Figure record listings
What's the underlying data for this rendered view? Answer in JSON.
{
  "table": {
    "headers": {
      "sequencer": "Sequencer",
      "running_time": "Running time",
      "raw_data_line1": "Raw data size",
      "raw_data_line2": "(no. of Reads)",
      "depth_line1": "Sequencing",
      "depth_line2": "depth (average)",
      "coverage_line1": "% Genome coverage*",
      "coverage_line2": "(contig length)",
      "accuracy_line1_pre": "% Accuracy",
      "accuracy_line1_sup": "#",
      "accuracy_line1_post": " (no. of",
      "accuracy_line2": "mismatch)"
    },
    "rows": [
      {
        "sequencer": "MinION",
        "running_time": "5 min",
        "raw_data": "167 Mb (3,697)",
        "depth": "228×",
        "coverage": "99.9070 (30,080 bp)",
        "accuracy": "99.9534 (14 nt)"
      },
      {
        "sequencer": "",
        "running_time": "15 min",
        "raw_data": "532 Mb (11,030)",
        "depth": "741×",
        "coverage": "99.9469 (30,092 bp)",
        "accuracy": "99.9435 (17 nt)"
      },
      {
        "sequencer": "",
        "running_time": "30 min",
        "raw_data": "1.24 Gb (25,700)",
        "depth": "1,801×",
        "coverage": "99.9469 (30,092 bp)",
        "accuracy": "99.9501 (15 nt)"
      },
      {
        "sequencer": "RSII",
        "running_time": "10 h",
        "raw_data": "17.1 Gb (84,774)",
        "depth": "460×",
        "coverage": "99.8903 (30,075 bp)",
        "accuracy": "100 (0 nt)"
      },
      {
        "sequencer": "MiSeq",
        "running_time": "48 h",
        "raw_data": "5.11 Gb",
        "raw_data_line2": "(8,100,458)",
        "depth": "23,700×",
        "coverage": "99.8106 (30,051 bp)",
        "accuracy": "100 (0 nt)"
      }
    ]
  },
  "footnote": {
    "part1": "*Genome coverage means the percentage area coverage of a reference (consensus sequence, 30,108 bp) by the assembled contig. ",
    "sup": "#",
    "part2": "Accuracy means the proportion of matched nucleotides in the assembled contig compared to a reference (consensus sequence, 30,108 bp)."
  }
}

Exercise => In the data above, how many lines contain the word "assembled"? Write the number only.

Written solution => 2